Problem to work on:
Show every line of the records that contains the string "cell".

Stored data:

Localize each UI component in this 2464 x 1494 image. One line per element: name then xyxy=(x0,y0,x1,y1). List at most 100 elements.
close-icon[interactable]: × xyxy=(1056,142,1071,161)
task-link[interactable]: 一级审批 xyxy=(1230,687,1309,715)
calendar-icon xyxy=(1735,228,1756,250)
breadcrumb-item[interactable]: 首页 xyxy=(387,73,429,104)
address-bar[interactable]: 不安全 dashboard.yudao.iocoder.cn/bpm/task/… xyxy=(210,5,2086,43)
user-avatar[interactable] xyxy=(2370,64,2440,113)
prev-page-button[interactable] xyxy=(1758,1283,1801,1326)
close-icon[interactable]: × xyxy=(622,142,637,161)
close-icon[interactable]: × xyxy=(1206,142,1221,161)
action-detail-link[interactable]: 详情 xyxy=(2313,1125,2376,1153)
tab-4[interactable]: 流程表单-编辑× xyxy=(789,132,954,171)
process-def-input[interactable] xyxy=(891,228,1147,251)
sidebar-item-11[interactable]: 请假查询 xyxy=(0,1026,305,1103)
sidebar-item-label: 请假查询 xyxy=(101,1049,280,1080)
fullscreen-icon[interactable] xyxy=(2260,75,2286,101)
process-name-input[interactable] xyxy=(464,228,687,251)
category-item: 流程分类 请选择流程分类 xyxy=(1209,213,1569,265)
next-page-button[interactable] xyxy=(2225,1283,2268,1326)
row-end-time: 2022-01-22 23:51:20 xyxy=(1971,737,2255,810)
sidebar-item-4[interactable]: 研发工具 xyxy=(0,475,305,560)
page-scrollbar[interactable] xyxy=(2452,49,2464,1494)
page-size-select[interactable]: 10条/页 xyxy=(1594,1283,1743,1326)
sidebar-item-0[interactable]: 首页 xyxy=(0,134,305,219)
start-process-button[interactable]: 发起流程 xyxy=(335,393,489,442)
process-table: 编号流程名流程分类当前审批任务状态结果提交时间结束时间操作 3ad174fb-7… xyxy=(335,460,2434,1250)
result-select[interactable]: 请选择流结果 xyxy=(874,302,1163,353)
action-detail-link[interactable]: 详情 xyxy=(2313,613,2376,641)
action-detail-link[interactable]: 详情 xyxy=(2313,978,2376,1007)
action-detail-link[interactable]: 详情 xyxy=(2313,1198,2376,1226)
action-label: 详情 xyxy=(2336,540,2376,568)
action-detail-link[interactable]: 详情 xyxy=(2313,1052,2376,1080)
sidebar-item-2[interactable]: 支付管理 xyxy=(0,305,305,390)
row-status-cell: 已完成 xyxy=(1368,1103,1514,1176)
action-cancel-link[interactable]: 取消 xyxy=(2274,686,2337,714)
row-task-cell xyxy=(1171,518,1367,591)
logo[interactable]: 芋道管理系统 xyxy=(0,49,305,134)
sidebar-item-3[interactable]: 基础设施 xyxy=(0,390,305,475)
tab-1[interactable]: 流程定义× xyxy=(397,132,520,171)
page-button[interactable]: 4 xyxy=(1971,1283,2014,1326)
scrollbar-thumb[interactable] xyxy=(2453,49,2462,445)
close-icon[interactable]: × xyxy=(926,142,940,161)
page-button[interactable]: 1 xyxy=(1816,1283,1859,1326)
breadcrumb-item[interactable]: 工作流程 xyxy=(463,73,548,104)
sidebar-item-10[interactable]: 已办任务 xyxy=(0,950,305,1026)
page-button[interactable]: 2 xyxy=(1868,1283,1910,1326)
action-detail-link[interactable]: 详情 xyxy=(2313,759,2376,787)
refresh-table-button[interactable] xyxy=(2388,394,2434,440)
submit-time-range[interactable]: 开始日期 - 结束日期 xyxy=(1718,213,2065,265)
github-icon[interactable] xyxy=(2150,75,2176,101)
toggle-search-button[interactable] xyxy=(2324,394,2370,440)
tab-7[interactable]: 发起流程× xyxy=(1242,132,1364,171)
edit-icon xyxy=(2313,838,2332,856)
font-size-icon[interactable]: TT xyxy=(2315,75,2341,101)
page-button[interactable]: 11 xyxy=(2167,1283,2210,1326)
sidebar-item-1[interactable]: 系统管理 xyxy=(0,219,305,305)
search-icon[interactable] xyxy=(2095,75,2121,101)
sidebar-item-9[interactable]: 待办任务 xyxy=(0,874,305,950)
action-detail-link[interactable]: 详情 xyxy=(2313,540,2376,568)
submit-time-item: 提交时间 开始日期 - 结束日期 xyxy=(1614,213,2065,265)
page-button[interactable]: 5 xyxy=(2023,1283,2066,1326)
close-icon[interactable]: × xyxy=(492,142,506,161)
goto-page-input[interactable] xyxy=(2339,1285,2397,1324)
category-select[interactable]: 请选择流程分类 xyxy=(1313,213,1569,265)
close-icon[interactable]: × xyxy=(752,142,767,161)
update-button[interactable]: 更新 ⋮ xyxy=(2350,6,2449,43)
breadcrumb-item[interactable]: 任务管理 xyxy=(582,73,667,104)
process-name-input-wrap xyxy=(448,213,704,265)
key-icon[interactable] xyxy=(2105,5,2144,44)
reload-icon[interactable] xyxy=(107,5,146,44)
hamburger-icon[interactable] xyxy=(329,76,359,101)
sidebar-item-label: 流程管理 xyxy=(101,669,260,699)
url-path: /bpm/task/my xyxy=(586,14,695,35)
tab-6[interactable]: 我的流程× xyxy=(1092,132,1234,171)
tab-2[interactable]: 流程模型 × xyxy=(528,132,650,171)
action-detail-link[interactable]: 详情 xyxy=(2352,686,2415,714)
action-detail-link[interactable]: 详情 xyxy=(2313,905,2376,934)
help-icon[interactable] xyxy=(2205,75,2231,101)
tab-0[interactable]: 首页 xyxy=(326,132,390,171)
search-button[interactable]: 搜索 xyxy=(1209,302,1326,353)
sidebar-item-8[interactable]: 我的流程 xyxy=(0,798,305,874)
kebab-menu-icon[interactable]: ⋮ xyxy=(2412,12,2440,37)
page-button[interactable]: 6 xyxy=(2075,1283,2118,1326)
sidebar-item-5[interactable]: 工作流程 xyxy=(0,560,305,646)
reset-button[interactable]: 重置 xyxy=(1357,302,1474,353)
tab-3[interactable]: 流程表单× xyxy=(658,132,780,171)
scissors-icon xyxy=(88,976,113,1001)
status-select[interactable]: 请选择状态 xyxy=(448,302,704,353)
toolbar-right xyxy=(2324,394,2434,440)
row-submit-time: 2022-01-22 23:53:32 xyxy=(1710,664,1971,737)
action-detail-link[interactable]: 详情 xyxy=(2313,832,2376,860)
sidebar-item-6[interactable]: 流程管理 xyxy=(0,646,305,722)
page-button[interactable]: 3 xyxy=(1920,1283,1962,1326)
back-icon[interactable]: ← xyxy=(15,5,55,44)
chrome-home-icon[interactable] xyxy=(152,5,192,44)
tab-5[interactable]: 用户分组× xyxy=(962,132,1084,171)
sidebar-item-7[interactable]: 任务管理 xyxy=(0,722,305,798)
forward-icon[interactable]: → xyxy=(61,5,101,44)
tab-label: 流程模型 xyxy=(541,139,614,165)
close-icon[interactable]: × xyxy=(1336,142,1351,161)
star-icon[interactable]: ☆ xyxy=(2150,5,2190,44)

Correct result:
row-status-cell: 已完成 xyxy=(1368,1103,1514,1176)
row-task-cell xyxy=(1171,518,1367,591)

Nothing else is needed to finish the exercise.